= What you need to do =
Can you output the records below exactly as they are written?

= Data provided =
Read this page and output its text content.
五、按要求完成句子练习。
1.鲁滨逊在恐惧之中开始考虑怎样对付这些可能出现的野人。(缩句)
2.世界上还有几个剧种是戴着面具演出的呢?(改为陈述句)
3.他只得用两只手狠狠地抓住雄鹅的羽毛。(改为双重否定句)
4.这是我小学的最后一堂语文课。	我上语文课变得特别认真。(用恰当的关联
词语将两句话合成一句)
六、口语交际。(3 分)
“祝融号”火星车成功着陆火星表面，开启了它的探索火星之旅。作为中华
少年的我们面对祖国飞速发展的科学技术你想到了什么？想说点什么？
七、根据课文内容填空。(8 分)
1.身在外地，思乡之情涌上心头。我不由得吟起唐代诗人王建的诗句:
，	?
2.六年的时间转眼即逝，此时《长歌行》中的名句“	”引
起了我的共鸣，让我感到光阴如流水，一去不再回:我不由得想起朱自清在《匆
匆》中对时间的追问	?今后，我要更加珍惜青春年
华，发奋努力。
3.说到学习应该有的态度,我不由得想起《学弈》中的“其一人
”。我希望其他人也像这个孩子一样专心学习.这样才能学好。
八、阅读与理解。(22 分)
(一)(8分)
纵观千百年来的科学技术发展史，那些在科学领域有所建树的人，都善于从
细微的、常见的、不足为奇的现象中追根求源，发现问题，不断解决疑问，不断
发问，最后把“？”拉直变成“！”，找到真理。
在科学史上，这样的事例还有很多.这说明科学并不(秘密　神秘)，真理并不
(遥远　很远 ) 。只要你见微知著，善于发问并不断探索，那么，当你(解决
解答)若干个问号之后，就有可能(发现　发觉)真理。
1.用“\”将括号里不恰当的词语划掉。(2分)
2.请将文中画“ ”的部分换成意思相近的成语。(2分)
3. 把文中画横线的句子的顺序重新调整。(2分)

= Result =
Read this page and output its text content.
五、按要求完成句子练习。
1.鲁滨逊在恐惧之中开始考虑怎样对付这些可能出现的野人。(缩句)
2.世界上还有几个剧种是戴着面具演出的呢?(改为陈述句)
3.他只得用两只手狠狠地抓住雄鹅的羽毛。(改为双重否定句)
4.这是我小学的最后一堂语文课。	我上语文课变得特别认真。(用恰当的关联
词语将两句话合成一句)
六、口语交际。(3 分)
“祝融号”火星车成功着陆火星表面，开启了它的探索火星之旅。作为中华
少年的我们面对祖国飞速发展的科学技术你想到了什么？想说点什么？
七、根据课文内容填空。(8 分)
1.身在外地，思乡之情涌上心头。我不由得吟起唐代诗人王建的诗句:
，	?
2.六年的时间转眼即逝，此时《长歌行》中的名句“	”引
起了我的共鸣，让我感到光阴如流水，一去不再回:我不由得想起朱自清在《匆
匆》中对时间的追问	?今后，我要更加珍惜青春年
华，发奋努力。
3.说到学习应该有的态度,我不由得想起《学弈》中的“其一人
”。我希望其他人也像这个孩子一样专心学习.这样才能学好。
八、阅读与理解。(22 分)
(一)(8分)
纵观千百年来的科学技术发展史，那些在科学领域有所建树的人，都善于从
细微的、常见的、不足为奇的现象中追根求源，发现问题，不断解决疑问，不断
发问，最后把“？”拉直变成“！”，找到真理。
在科学史上，这样的事例还有很多.这说明科学并不(秘密　神秘)，真理并不
(遥远　很远 ) 。只要你见微知著，善于发问并不断探索，那么，当你(解决
解答)若干个问号之后，就有可能(发现　发觉)真理。
1.用“\”将括号里不恰当的词语划掉。(2分)
2.请将文中画“ ”的部分换成意思相近的成语。(2分)
3. 把文中画横线的句子的顺序重新调整。(2分)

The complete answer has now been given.